***** DATASET CONTENT *****

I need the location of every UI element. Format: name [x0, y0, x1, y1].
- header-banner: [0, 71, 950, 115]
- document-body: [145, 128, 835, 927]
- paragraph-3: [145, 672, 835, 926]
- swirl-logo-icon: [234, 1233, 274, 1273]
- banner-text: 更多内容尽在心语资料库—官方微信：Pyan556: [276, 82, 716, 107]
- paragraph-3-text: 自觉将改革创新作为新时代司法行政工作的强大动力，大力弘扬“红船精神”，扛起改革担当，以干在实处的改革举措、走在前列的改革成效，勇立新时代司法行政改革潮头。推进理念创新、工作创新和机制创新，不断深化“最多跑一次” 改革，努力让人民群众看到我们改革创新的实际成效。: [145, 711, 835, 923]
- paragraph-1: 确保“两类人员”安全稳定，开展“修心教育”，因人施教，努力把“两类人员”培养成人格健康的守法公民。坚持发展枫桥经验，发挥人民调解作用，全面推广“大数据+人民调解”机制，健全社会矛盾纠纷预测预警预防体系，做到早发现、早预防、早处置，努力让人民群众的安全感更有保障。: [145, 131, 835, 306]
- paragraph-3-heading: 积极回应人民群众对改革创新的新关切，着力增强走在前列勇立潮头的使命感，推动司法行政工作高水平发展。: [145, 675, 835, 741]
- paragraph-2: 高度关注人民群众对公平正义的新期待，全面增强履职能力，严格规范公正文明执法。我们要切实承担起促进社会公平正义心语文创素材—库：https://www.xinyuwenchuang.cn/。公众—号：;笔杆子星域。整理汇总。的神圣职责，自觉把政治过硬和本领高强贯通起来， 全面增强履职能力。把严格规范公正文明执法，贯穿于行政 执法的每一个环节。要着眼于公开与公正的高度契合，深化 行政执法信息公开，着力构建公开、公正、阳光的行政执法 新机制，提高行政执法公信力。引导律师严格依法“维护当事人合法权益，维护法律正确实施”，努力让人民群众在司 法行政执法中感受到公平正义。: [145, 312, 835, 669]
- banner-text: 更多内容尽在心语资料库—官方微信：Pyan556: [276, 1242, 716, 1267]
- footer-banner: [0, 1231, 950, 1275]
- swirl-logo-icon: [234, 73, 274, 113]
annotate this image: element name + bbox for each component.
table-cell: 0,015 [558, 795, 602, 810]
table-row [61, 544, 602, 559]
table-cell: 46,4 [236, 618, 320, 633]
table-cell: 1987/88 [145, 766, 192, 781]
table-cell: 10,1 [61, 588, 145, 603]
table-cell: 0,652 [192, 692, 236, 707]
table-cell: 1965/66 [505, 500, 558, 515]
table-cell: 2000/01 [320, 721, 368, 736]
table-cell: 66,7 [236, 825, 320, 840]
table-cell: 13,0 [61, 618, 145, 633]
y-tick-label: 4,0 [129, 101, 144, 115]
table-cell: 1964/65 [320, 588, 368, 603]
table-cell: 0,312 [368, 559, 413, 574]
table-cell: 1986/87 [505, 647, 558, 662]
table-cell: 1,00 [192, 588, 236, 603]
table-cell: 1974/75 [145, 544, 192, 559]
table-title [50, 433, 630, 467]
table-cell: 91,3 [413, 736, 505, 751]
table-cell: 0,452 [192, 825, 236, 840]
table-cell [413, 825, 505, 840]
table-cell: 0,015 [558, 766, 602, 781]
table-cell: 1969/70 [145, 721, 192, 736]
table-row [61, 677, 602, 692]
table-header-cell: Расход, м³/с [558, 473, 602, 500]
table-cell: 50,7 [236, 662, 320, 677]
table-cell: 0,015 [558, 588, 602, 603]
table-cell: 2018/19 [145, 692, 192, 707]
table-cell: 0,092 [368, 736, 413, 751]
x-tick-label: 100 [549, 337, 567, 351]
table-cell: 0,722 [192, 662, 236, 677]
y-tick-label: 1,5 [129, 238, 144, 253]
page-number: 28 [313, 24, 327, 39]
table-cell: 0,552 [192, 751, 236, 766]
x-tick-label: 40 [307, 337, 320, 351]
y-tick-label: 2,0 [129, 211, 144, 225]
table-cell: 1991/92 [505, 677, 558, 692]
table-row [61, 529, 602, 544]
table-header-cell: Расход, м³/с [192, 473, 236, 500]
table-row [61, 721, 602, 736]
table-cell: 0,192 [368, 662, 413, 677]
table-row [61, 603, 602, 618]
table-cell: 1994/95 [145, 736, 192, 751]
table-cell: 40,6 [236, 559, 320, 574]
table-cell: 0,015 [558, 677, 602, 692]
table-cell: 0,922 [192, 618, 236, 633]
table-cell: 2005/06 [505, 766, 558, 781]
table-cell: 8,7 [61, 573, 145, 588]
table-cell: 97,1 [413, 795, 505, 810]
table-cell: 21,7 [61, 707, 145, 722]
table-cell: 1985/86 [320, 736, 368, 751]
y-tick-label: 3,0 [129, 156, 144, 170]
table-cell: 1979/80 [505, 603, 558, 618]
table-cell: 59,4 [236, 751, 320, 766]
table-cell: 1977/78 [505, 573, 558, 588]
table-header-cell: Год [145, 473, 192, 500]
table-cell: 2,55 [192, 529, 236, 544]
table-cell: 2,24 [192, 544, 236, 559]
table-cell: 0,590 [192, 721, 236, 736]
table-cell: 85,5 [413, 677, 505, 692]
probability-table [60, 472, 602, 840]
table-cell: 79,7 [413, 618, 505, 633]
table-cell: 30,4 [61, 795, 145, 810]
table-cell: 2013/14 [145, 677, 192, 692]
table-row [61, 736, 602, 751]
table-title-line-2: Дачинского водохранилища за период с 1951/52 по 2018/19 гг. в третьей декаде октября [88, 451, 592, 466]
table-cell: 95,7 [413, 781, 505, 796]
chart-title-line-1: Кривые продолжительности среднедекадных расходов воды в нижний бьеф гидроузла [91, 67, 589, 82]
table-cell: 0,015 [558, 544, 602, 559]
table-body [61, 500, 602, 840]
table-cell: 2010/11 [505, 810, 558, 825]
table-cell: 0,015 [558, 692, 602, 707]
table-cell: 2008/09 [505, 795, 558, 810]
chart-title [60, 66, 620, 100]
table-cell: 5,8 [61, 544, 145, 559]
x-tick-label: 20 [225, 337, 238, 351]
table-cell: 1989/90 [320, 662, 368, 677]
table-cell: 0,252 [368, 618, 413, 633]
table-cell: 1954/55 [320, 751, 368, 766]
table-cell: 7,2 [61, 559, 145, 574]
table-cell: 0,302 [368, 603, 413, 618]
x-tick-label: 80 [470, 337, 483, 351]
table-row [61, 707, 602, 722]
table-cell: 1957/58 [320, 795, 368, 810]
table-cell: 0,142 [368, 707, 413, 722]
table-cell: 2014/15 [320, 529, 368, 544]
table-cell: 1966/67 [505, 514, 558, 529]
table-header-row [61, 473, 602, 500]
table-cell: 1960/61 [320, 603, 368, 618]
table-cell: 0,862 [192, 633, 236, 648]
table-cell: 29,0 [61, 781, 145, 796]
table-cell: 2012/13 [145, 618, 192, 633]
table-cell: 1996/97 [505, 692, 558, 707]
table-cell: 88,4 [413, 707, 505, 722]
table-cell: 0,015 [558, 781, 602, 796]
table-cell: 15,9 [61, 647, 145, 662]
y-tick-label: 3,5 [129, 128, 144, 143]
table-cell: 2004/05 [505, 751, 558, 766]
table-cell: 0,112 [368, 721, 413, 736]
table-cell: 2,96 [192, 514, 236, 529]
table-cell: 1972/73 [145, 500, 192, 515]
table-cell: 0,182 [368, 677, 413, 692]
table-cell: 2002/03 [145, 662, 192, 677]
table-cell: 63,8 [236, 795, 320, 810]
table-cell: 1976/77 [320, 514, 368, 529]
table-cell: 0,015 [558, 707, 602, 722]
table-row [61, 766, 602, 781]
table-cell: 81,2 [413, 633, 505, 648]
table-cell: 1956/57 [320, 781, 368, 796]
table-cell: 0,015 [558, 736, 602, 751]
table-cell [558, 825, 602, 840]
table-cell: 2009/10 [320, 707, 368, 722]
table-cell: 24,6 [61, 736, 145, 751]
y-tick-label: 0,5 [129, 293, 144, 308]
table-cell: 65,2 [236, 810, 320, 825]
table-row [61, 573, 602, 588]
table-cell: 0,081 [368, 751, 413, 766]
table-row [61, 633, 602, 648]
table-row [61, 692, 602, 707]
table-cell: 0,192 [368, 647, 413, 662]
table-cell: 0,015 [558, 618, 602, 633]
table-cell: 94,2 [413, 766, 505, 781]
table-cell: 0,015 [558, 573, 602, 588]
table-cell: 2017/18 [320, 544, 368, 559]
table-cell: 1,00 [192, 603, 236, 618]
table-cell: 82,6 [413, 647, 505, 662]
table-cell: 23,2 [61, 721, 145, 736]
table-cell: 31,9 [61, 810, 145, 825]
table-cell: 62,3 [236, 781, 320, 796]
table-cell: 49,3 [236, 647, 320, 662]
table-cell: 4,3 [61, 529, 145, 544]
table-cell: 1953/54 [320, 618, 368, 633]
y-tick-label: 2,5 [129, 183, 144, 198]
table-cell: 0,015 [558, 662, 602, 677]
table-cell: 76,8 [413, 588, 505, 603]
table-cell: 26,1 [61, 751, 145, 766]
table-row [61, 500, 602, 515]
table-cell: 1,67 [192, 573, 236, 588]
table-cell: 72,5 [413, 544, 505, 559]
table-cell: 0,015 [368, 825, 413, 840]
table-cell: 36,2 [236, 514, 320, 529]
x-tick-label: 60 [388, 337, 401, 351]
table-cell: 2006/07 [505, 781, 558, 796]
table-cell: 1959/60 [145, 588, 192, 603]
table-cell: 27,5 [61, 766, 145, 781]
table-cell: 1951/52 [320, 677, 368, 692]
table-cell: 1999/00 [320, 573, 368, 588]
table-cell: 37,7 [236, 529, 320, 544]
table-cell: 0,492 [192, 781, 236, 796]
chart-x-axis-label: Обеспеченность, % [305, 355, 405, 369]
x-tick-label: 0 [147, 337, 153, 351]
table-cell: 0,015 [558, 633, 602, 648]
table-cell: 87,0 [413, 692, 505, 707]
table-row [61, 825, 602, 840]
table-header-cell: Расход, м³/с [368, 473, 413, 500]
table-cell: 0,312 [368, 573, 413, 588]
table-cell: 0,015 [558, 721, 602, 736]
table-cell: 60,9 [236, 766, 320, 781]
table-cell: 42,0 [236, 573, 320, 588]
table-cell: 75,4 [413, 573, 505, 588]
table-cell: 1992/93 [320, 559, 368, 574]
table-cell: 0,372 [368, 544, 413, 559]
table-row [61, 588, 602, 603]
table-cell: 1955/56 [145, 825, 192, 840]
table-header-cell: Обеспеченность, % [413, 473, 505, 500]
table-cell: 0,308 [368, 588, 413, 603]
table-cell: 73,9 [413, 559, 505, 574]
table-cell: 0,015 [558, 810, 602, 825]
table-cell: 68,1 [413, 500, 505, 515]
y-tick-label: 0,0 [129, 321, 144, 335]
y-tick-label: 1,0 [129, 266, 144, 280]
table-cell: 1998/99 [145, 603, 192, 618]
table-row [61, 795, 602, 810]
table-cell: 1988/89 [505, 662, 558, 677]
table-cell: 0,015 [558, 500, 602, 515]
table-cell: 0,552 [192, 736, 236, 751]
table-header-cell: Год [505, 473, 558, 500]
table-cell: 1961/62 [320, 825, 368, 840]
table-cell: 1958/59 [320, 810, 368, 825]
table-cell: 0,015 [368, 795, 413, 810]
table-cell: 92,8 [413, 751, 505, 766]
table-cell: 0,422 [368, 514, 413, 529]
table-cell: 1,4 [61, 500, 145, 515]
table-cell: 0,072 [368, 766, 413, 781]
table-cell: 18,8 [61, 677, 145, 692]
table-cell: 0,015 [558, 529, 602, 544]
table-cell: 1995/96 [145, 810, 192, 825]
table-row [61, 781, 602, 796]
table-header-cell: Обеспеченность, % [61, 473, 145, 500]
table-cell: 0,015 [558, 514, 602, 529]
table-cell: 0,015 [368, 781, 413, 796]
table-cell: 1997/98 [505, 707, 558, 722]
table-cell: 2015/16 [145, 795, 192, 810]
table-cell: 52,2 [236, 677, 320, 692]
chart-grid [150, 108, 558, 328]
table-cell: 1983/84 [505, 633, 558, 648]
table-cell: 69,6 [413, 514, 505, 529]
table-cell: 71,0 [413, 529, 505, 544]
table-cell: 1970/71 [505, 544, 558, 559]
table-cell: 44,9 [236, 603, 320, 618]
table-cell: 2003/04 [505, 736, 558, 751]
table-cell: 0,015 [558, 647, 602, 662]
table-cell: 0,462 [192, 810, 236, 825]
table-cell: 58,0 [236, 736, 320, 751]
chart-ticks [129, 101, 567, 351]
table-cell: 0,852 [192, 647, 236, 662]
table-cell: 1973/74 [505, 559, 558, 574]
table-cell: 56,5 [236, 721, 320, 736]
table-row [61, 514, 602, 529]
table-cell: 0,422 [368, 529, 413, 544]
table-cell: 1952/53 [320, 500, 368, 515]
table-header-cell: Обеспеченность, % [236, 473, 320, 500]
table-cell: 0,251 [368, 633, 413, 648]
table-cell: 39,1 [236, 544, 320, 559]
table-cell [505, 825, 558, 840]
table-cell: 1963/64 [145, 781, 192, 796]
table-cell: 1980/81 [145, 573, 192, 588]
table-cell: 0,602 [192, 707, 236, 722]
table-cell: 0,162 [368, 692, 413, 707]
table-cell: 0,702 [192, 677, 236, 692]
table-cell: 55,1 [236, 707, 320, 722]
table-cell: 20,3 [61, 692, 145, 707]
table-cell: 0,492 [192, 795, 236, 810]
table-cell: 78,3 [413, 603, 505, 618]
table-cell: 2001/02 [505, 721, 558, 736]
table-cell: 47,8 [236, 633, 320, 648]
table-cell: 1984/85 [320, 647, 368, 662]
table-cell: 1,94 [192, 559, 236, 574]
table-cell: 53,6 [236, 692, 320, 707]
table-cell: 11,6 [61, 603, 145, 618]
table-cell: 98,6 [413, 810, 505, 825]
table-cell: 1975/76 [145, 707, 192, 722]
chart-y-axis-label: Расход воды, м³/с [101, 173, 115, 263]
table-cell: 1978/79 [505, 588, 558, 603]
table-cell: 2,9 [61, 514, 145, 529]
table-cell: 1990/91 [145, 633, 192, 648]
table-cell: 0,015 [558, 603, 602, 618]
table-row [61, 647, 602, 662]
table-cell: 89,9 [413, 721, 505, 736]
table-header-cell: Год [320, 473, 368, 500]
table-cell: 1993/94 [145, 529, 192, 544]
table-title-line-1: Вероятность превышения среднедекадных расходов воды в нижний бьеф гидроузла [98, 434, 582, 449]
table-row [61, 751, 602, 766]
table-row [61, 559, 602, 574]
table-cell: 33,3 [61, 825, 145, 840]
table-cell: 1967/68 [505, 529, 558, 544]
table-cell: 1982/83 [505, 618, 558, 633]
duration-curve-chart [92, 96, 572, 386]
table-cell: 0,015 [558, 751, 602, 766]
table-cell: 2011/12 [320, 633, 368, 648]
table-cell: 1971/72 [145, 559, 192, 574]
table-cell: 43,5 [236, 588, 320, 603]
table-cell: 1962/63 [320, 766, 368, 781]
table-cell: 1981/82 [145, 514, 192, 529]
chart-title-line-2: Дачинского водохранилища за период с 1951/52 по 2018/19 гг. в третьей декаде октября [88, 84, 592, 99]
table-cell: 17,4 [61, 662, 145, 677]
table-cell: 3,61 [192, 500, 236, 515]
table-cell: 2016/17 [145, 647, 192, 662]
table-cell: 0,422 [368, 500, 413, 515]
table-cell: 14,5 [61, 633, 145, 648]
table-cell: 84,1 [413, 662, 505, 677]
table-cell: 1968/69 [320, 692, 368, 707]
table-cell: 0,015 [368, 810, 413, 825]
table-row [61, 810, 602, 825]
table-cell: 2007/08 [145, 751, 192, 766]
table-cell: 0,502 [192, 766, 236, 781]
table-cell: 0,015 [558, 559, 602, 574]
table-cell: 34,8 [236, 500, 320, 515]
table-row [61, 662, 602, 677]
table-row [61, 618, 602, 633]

*****

BRIEF –
Reproduce the items verbatim, beginning with the first line of the items and stopping after the line that contains "table-cell: 0,092 [368, 736, 413, 751]", including both of those lines.

FINAL RESULT –
I need the location of every UI element. Format: name [x0, y0, x1, y1].
- header-banner: [0, 71, 950, 115]
- document-body: [145, 128, 835, 927]
- paragraph-3: [145, 672, 835, 926]
- swirl-logo-icon: [234, 1233, 274, 1273]
- banner-text: 更多内容尽在心语资料库—官方微信：Pyan556: [276, 82, 716, 107]
- paragraph-3-text: 自觉将改革创新作为新时代司法行政工作的强大动力，大力弘扬“红船精神”，扛起改革担当，以干在实处的改革举措、走在前列的改革成效，勇立新时代司法行政改革潮头。推进理念创新、工作创新和机制创新，不断深化“最多跑一次” 改革，努力让人民群众看到我们改革创新的实际成效。: [145, 711, 835, 923]
- paragraph-1: 确保“两类人员”安全稳定，开展“修心教育”，因人施教，努力把“两类人员”培养成人格健康的守法公民。坚持发展枫桥经验，发挥人民调解作用，全面推广“大数据+人民调解”机制，健全社会矛盾纠纷预测预警预防体系，做到早发现、早预防、早处置，努力让人民群众的安全感更有保障。: [145, 131, 835, 306]
- paragraph-3-heading: 积极回应人民群众对改革创新的新关切，着力增强走在前列勇立潮头的使命感，推动司法行政工作高水平发展。: [145, 675, 835, 741]
- paragraph-2: 高度关注人民群众对公平正义的新期待，全面增强履职能力，严格规范公正文明执法。我们要切实承担起促进社会公平正义心语文创素材—库：https://www.xinyuwenchuang.cn/。公众—号：;笔杆子星域。整理汇总。的神圣职责，自觉把政治过硬和本领高强贯通起来， 全面增强履职能力。把严格规范公正文明执法，贯穿于行政 执法的每一个环节。要着眼于公开与公正的高度契合，深化 行政执法信息公开，着力构建公开、公正、阳光的行政执法 新机制，提高行政执法公信力。引导律师严格依法“维护当事人合法权益，维护法律正确实施”，努力让人民群众在司 法行政执法中感受到公平正义。: [145, 312, 835, 669]
- banner-text: 更多内容尽在心语资料库—官方微信：Pyan556: [276, 1242, 716, 1267]
- footer-banner: [0, 1231, 950, 1275]
- swirl-logo-icon: [234, 73, 274, 113]
annotate this image: element name + bbox for each component.
table-cell: 0,015 [558, 795, 602, 810]
table-row [61, 544, 602, 559]
table-cell: 46,4 [236, 618, 320, 633]
table-cell: 1987/88 [145, 766, 192, 781]
table-cell: 10,1 [61, 588, 145, 603]
table-cell: 0,652 [192, 692, 236, 707]
table-cell: 1965/66 [505, 500, 558, 515]
table-cell: 2000/01 [320, 721, 368, 736]
table-cell: 66,7 [236, 825, 320, 840]
table-cell: 13,0 [61, 618, 145, 633]
y-tick-label: 4,0 [129, 101, 144, 115]
table-cell: 1964/65 [320, 588, 368, 603]
table-cell: 0,312 [368, 559, 413, 574]
table-cell: 1986/87 [505, 647, 558, 662]
table-cell: 1,00 [192, 588, 236, 603]
table-cell: 1974/75 [145, 544, 192, 559]
table-title [50, 433, 630, 467]
table-cell: 91,3 [413, 736, 505, 751]
table-cell: 0,452 [192, 825, 236, 840]
table-cell [413, 825, 505, 840]
table-cell: 0,015 [558, 766, 602, 781]
table-cell: 1969/70 [145, 721, 192, 736]
table-row [61, 677, 602, 692]
table-header-cell: Расход, м³/с [558, 473, 602, 500]
table-cell: 50,7 [236, 662, 320, 677]
table-cell: 0,015 [558, 588, 602, 603]
table-cell: 2018/19 [145, 692, 192, 707]
table-cell: 0,092 [368, 736, 413, 751]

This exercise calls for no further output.